▶ INSTRUCTIONS FOR THE TASK: Find how many lines in the material contain "государственной"; your answer should be that number alone.

[Stored items]
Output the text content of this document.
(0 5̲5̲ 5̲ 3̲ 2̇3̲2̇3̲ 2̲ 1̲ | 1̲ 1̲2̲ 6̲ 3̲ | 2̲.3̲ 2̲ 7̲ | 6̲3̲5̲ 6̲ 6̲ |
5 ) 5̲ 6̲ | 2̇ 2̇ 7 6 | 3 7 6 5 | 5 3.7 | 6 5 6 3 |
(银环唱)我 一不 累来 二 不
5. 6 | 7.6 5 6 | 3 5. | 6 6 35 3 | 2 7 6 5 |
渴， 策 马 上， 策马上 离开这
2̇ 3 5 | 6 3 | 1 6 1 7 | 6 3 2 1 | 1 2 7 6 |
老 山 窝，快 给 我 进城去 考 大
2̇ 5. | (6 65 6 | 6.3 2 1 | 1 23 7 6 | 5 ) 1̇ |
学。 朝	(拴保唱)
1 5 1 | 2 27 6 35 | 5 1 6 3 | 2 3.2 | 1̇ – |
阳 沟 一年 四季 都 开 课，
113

--

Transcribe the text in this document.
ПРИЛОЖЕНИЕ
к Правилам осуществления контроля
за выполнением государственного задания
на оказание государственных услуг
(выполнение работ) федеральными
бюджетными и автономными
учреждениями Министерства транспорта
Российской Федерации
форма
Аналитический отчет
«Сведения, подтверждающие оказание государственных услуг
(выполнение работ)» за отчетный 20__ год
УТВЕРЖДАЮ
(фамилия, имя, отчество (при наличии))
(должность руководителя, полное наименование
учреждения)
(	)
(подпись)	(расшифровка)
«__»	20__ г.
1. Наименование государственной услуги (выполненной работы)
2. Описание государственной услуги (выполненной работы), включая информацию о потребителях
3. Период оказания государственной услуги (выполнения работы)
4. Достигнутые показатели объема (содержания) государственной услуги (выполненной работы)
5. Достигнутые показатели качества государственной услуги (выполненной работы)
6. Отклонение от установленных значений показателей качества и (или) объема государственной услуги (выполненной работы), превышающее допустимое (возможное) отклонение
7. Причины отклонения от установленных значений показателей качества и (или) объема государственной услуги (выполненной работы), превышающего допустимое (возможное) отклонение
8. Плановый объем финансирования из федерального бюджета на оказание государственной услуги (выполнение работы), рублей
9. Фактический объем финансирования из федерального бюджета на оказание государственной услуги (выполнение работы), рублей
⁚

...

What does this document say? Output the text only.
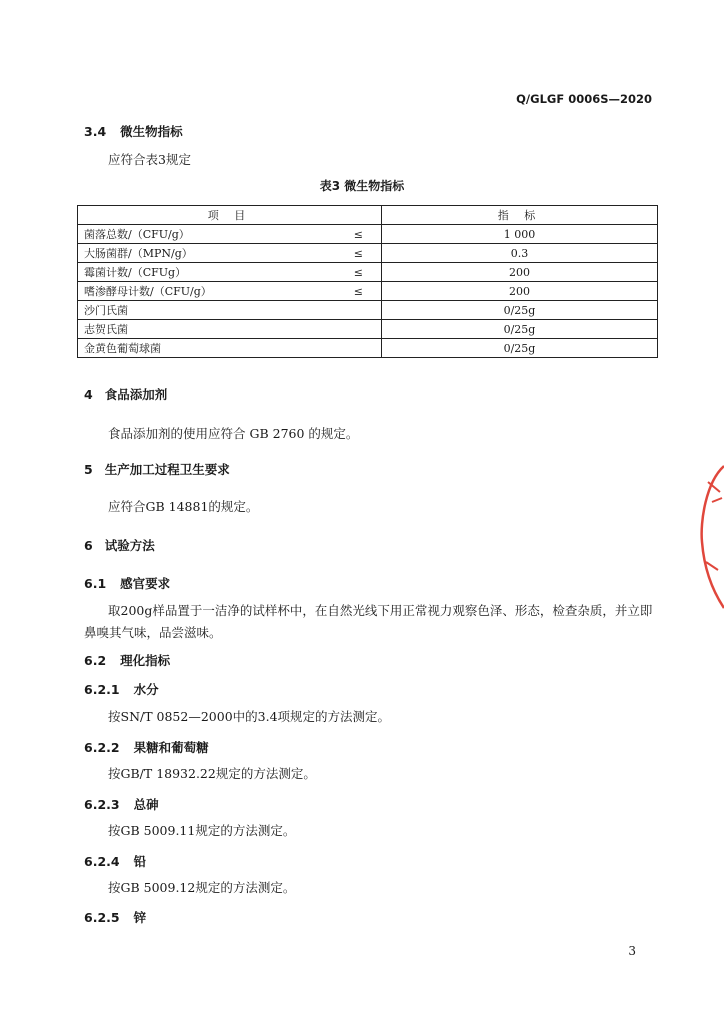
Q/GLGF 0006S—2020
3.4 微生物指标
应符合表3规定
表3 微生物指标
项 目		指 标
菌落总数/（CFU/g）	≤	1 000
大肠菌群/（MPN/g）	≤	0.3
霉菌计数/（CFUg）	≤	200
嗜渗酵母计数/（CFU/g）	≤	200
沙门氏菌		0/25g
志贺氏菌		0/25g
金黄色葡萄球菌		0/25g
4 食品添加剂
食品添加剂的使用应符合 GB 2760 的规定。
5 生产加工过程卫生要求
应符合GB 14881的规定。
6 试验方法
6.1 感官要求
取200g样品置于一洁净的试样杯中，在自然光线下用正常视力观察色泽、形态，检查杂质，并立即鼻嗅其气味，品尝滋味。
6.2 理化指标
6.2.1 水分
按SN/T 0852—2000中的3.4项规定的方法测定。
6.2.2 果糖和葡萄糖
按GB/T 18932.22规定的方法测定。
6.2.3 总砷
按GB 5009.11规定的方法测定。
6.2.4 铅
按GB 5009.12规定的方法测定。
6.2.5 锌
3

▶ THE RESULT: 9